#### Exercise task
Which lines hold the string "المجتبى"? Copy every one of them.

#### Record extracts
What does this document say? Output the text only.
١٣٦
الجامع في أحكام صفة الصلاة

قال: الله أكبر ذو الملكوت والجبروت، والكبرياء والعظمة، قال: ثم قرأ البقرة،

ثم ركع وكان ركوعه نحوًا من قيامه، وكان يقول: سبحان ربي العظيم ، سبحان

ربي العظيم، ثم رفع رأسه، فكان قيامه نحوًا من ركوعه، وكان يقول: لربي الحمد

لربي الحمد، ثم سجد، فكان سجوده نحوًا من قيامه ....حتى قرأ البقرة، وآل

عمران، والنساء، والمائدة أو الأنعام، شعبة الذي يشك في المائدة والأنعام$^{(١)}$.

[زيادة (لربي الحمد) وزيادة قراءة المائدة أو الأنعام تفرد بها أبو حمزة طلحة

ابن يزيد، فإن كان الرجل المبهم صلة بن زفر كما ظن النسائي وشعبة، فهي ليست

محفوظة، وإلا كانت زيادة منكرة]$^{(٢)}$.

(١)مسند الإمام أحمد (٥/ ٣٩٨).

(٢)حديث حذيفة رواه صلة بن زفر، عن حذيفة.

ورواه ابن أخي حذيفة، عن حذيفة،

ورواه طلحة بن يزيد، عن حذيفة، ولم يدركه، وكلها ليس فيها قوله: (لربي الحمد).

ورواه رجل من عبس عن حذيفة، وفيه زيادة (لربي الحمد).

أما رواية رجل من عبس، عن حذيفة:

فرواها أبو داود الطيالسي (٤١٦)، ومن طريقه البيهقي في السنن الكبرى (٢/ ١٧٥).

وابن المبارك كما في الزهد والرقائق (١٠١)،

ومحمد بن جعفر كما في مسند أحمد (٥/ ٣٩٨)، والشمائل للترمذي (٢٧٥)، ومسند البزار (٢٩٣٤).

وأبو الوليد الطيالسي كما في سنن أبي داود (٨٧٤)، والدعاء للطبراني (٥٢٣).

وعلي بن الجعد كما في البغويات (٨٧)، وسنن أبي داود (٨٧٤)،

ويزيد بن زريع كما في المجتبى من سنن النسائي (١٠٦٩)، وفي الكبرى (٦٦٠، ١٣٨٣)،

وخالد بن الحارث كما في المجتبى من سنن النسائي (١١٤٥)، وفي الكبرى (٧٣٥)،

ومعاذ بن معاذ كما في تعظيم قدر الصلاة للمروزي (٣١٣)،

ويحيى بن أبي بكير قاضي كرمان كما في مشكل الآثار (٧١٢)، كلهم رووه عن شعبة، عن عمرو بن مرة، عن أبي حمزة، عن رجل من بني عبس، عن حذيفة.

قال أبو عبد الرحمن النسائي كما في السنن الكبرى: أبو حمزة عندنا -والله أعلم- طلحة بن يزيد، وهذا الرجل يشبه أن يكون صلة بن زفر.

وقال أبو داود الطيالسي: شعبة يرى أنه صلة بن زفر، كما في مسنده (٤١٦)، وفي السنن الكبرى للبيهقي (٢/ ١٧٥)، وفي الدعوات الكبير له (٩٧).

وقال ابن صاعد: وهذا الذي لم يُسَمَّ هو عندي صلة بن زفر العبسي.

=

#### Completed task
ويزيد بن زريع كما في المجتبى من سنن النسائي (١٠٦٩)، وفي الكبرى (٦٦٠، ١٣٨٣)،
وخالد بن الحارث كما في المجتبى من سنن النسائي (١١٤٥)، وفي الكبرى (٧٣٥)،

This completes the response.